Give only the count of lines containing "houses".
* * * * * * *
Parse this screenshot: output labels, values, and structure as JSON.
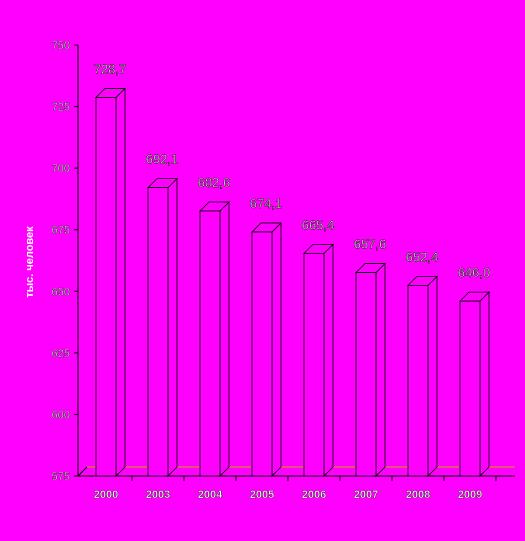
{
  "chart_data": {
    "type": "bar",
    "categories": [
      "2000",
      "2003",
      "2004",
      "2005",
      "2006",
      "2007",
      "2008",
      "2009"
    ],
    "values": [
      728.7,
      692.1,
      682.6,
      674.1,
      665.4,
      657.6,
      652.4,
      646.0
    ],
    "value_labels": [
      "728,7",
      "692,1",
      "682,6",
      "674,1",
      "665,4",
      "657,6",
      "652,4",
      "646,0"
    ],
    "y_ticks": [
      "575",
      "600",
      "625",
      "650",
      "675",
      "700",
      "725",
      "750"
    ],
    "ylabel": "тыс. человек",
    "ylim": [
      575,
      750
    ],
    "grid": false,
    "legend": "none"
  },
  "colors": {
    "background": "#ff00ff",
    "bar_fill": "#ff00ff",
    "bar_edge": "#000000",
    "floor_line": "#c8a000"
  }
}
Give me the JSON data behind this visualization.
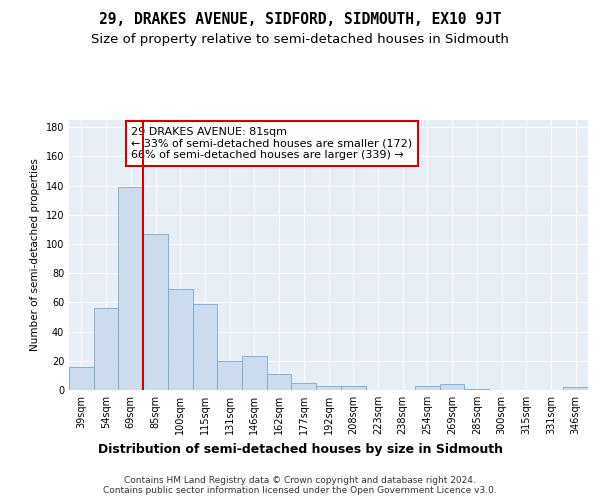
{
  "title": "29, DRAKES AVENUE, SIDFORD, SIDMOUTH, EX10 9JT",
  "subtitle": "Size of property relative to semi-detached houses in Sidmouth",
  "xlabel": "Distribution of semi-detached houses by size in Sidmouth",
  "ylabel": "Number of semi-detached properties",
  "categories": [
    "39sqm",
    "54sqm",
    "69sqm",
    "85sqm",
    "100sqm",
    "115sqm",
    "131sqm",
    "146sqm",
    "162sqm",
    "177sqm",
    "192sqm",
    "208sqm",
    "223sqm",
    "238sqm",
    "254sqm",
    "269sqm",
    "285sqm",
    "300sqm",
    "315sqm",
    "331sqm",
    "346sqm"
  ],
  "values": [
    16,
    56,
    139,
    107,
    69,
    59,
    20,
    23,
    11,
    5,
    3,
    3,
    0,
    0,
    3,
    4,
    1,
    0,
    0,
    0,
    2
  ],
  "bar_color": "#ccdcee",
  "bar_edge_color": "#7aa8cc",
  "vline_color": "#cc0000",
  "vline_x_index": 3,
  "annotation_text": "29 DRAKES AVENUE: 81sqm\n← 33% of semi-detached houses are smaller (172)\n66% of semi-detached houses are larger (339) →",
  "annotation_box_color": "#ffffff",
  "annotation_border_color": "#cc0000",
  "background_color": "#ffffff",
  "plot_background_color": "#e8eef5",
  "grid_color": "#ffffff",
  "ylim": [
    0,
    185
  ],
  "yticks": [
    0,
    20,
    40,
    60,
    80,
    100,
    120,
    140,
    160,
    180
  ],
  "footer": "Contains HM Land Registry data © Crown copyright and database right 2024.\nContains public sector information licensed under the Open Government Licence v3.0.",
  "title_fontsize": 10.5,
  "subtitle_fontsize": 9.5,
  "xlabel_fontsize": 9,
  "ylabel_fontsize": 7.5,
  "tick_fontsize": 7,
  "annotation_fontsize": 8,
  "footer_fontsize": 6.5
}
* * * * * * *
## The reply
3